● Extracted entries:
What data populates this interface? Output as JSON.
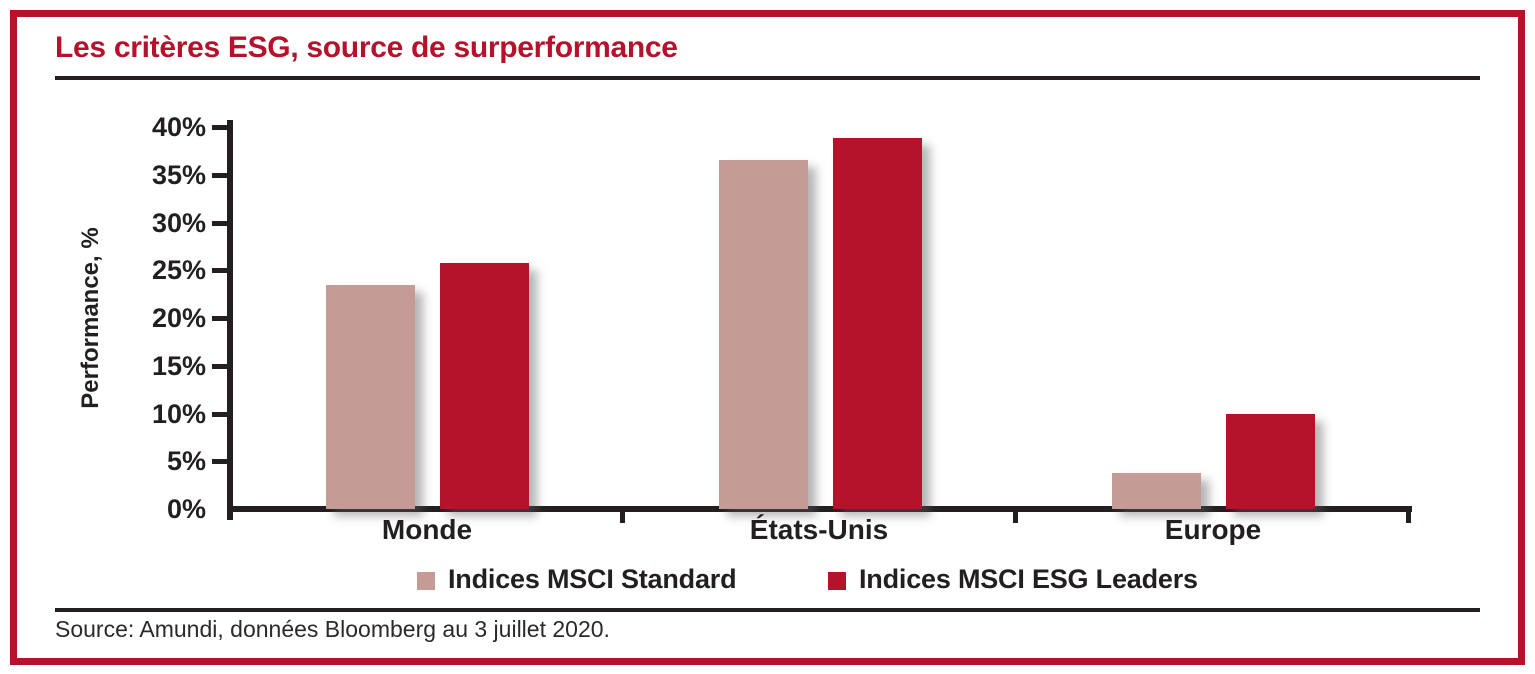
{
  "title": "Les critères ESG, source de surperformance",
  "source_note": "Source: Amundi, données Bloomberg au 3 juillet 2020.",
  "colors": {
    "accent_red": "#b5122b",
    "bar_standard": "#c59b95",
    "bar_esg_leaders": "#b5122b",
    "axis_black": "#231f20"
  },
  "chart_data": {
    "type": "bar",
    "title": "Les critères ESG, source de surperformance",
    "categories": [
      "Monde",
      "États-Unis",
      "Europe"
    ],
    "series": [
      {
        "name": "Indices MSCI Standard",
        "color": "#c59b95",
        "values": [
          23.5,
          36.5,
          3.8
        ]
      },
      {
        "name": "Indices MSCI ESG Leaders",
        "color": "#b5122b",
        "values": [
          25.8,
          38.8,
          10.0
        ]
      }
    ],
    "xlabel": "",
    "ylabel": "Performance, %",
    "ylim": [
      0,
      40
    ],
    "ytick_step": 5,
    "ytick_labels": [
      "0%",
      "5%",
      "10%",
      "15%",
      "20%",
      "25%",
      "30%",
      "35%",
      "40%"
    ],
    "grid": false,
    "legend_position": "bottom"
  }
}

● To do: Working from the material above, transcribe it exactly while omitting pictures.

● Answer to this problem:
What data populates this interface? Output as JSON.
{
  "title": "Les critères ESG, source de surperformance",
  "source_note": "Source: Amundi, données Bloomberg au 3 juillet 2020.",
  "colors": {
    "accent_red": "#b5122b",
    "bar_standard": "#c59b95",
    "bar_esg_leaders": "#b5122b",
    "axis_black": "#231f20"
  },
  "chart_data": {
    "type": "bar",
    "title": "Les critères ESG, source de surperformance",
    "categories": [
      "Monde",
      "États-Unis",
      "Europe"
    ],
    "series": [
      {
        "name": "Indices MSCI Standard",
        "color": "#c59b95",
        "values": [
          23.5,
          36.5,
          3.8
        ]
      },
      {
        "name": "Indices MSCI ESG Leaders",
        "color": "#b5122b",
        "values": [
          25.8,
          38.8,
          10.0
        ]
      }
    ],
    "xlabel": "",
    "ylabel": "Performance, %",
    "ylim": [
      0,
      40
    ],
    "ytick_step": 5,
    "ytick_labels": [
      "0%",
      "5%",
      "10%",
      "15%",
      "20%",
      "25%",
      "30%",
      "35%",
      "40%"
    ],
    "grid": false,
    "legend_position": "bottom"
  }
}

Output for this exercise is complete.